(Provided data):

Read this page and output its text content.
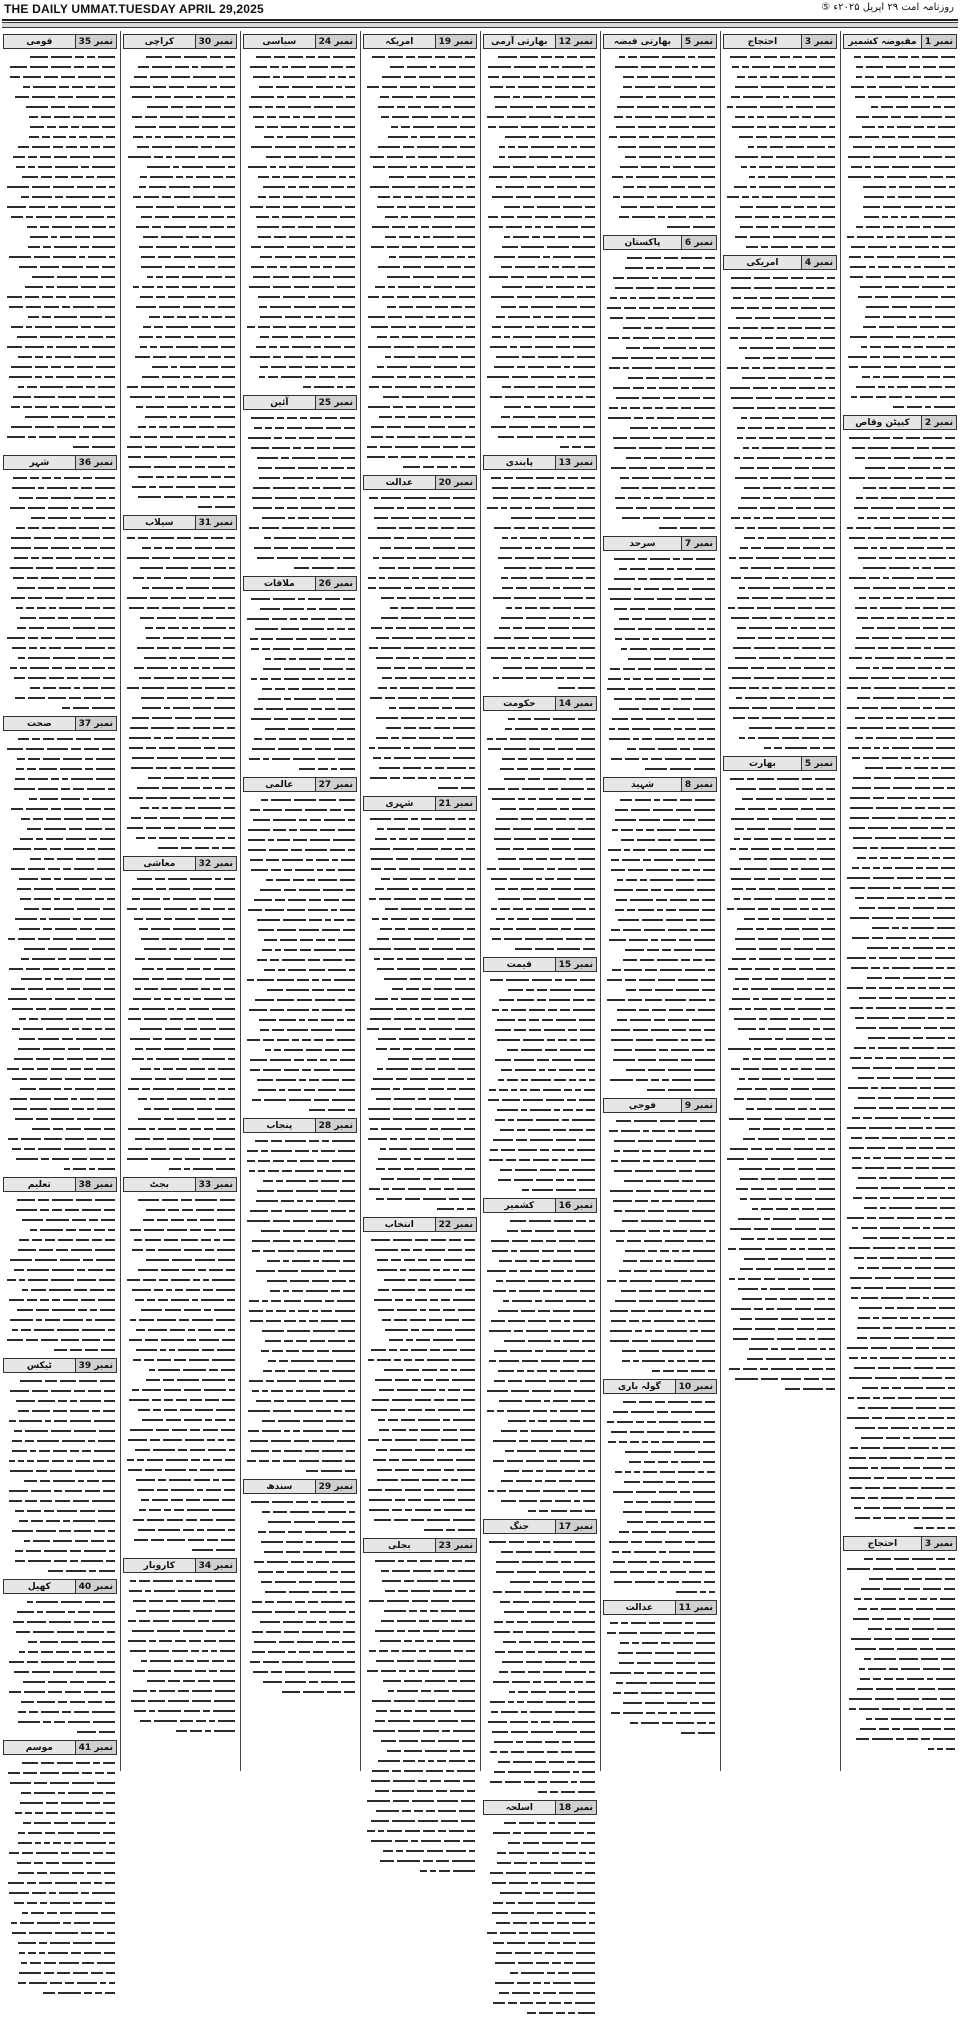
THE DAILY UMMAT.TUESDAY APRIL 29,2025	روزنامہ امت ۲۹ اپریل ۲۰۲۵ء ⑤
نمبر 1
مقبوضہ کشمیر
نمبر 2
کیپٹن وقاص
نمبر 3
احتجاج
نمبر 3
احتجاج
نمبر 4
امریکی
نمبر 5
بھارت
نمبر 5
بھارتی قبضہ
نمبر 6
پاکستان
نمبر 7
سرحد
نمبر 8
شہید
نمبر 9
فوجی
نمبر 10
گولہ باری
نمبر 11
عدالت
نمبر 12
بھارتی آرمی
نمبر 13
پابندی
نمبر 14
حکومت
نمبر 15
قیمت
نمبر 16
کشمیر
نمبر 17
جنگ
نمبر 18
اسلحہ
نمبر 19
امریکہ
نمبر 20
عدالت
نمبر 21
شہری
نمبر 22
انتخاب
نمبر 23
بجلی
نمبر 24
سیاسی
نمبر 25
آئین
نمبر 26
ملاقات
نمبر 27
عالمی
نمبر 28
پنجاب
نمبر 29
سندھ
نمبر 30
کراچی
نمبر 31
سیلاب
نمبر 32
معاشی
نمبر 33
بجٹ
نمبر 34
کاروبار
نمبر 35
قومی
نمبر 36
شہر
نمبر 37
صحت
نمبر 38
تعلیم
نمبر 39
ٹیکس
نمبر 40
کھیل
نمبر 41
موسم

(Exercise directions): All the records above need to be given again word for word. Skip the pictures.

(Exercise result):
Read this page and output its text content.
THE DAILY UMMAT.TUESDAY APRIL 29,2025	روزنامہ امت ۲۹ اپریل ۲۰۲۵ء ⑤
نمبر 1
مقبوضہ کشمیر
نمبر 2
کیپٹن وقاص
نمبر 3
احتجاج
نمبر 3
احتجاج
نمبر 4
امریکی
نمبر 5
بھارت
نمبر 5
بھارتی قبضہ
نمبر 6
پاکستان
نمبر 7
سرحد
نمبر 8
شہید
نمبر 9
فوجی
نمبر 10
گولہ باری
نمبر 11
عدالت
نمبر 12
بھارتی آرمی
نمبر 13
پابندی
نمبر 14
حکومت
نمبر 15
قیمت
نمبر 16
کشمیر
نمبر 17
جنگ
نمبر 18
اسلحہ
نمبر 19
امریکہ
نمبر 20
عدالت
نمبر 21
شہری
نمبر 22
انتخاب
نمبر 23
بجلی
نمبر 24
سیاسی
نمبر 25
آئین
نمبر 26
ملاقات
نمبر 27
عالمی
نمبر 28
پنجاب
نمبر 29
سندھ
نمبر 30
کراچی
نمبر 31
سیلاب
نمبر 32
معاشی
نمبر 33
بجٹ
نمبر 34
کاروبار
نمبر 35
قومی
نمبر 36
شہر
نمبر 37
صحت
نمبر 38
تعلیم
نمبر 39
ٹیکس
نمبر 40
کھیل
نمبر 41
موسم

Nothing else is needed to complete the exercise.